---------- DATA PROVIDED ----------
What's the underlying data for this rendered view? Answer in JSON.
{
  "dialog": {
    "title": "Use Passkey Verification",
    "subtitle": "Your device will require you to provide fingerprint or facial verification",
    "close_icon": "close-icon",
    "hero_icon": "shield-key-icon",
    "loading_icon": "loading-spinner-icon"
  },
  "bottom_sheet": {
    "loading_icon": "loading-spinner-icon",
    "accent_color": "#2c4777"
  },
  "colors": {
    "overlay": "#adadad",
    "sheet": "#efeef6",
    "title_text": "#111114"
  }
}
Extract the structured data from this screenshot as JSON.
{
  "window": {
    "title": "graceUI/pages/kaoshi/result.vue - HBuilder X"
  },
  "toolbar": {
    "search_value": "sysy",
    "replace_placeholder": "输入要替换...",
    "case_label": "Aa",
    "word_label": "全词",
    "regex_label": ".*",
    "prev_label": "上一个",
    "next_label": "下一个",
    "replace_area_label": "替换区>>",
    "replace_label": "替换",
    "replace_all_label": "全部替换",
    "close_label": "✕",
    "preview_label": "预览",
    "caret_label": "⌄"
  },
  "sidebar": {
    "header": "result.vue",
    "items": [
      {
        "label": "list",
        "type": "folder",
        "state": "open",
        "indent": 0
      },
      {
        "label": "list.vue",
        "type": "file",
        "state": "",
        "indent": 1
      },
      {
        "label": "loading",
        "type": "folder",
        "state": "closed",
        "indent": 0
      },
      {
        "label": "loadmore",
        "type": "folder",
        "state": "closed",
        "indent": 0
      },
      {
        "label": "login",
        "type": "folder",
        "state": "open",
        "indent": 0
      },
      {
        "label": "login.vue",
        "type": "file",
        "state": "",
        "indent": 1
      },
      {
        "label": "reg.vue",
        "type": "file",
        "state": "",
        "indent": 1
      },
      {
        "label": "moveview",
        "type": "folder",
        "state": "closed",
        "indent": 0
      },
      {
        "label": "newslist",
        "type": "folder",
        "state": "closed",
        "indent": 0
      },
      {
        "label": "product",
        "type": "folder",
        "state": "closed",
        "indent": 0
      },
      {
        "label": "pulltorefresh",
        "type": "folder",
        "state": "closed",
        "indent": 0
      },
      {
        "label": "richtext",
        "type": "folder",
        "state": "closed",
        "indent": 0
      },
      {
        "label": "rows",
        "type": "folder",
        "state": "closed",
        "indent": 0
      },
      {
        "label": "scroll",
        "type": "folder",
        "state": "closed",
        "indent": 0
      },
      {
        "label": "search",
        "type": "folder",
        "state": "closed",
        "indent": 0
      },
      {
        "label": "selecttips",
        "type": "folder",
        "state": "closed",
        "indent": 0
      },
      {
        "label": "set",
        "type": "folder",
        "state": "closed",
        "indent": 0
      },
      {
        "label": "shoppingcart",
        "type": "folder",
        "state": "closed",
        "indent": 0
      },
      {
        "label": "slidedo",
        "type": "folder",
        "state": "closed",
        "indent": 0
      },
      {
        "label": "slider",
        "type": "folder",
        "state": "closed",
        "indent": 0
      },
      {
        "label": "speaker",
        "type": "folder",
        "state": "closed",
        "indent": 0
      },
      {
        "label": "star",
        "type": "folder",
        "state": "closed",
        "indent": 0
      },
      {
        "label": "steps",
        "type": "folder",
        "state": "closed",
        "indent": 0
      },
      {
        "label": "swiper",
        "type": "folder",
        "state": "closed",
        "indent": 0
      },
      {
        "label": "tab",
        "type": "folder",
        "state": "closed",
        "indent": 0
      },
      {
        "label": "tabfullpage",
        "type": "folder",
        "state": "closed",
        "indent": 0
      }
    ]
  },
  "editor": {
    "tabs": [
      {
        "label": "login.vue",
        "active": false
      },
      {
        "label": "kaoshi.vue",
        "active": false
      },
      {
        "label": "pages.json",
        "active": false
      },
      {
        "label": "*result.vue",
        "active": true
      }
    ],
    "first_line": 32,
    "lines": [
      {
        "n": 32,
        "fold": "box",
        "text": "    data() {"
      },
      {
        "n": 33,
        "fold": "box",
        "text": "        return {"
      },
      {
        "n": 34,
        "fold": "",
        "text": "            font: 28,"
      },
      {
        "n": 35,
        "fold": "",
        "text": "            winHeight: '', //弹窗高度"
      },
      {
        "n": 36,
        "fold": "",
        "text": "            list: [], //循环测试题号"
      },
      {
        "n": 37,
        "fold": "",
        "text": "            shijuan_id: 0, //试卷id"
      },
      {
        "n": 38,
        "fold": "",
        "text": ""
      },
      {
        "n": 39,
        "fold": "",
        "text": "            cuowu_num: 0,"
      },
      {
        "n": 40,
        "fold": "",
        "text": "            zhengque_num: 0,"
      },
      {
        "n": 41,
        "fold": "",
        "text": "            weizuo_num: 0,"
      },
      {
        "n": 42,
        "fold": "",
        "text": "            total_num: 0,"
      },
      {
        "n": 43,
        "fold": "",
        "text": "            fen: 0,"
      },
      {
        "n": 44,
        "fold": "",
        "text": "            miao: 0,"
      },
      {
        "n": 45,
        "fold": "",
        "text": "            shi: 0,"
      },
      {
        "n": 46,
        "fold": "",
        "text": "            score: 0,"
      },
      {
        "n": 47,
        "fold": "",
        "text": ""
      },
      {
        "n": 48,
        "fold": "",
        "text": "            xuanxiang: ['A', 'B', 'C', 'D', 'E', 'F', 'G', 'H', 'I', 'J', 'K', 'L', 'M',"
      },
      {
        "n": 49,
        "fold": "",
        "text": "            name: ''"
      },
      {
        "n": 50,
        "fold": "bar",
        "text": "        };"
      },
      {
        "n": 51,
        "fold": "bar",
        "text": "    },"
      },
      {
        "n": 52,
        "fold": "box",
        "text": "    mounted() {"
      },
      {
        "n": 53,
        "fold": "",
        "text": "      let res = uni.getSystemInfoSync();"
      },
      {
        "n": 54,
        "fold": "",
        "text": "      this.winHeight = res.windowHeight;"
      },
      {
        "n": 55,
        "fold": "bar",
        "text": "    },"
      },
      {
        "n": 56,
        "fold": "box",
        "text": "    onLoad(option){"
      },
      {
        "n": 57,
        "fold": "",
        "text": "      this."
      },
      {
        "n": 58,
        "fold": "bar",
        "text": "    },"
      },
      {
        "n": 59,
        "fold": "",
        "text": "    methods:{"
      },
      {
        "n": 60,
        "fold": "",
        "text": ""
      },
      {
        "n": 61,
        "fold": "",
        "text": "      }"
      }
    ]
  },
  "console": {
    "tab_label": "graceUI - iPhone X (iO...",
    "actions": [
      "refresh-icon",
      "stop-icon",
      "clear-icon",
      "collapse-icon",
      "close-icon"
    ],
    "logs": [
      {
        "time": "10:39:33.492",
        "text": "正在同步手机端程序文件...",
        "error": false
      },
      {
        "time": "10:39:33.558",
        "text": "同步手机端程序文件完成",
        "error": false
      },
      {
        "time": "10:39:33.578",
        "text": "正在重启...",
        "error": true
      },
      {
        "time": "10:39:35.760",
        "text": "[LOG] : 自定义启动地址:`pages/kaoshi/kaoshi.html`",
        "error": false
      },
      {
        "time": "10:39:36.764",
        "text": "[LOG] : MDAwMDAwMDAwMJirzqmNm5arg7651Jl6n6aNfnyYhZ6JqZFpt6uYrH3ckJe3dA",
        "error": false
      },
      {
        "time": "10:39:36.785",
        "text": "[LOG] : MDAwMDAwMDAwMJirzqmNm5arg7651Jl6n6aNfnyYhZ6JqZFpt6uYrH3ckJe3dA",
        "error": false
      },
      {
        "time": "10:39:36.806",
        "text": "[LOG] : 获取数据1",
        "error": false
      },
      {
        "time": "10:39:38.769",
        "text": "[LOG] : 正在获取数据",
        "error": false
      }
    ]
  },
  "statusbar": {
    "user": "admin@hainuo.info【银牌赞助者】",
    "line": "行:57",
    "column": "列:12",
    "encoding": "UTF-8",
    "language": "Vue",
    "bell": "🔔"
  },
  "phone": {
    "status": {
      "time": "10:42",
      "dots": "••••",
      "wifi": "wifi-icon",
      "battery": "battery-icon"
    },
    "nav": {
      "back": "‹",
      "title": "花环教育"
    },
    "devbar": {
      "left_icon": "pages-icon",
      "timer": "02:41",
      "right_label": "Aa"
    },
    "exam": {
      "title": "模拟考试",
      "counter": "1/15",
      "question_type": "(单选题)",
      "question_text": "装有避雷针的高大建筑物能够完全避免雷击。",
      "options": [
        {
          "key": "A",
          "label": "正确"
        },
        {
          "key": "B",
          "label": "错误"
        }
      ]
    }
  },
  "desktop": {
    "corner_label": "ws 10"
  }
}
----------
→ JOB
Search the lines for the string "result" and copy every line that has it.

→ ANSWER TO THIS TASK
    "title": "graceUI/pages/kaoshi/result.vue - HBuilder X"
    "header": "result.vue",
        "label": "*result.vue",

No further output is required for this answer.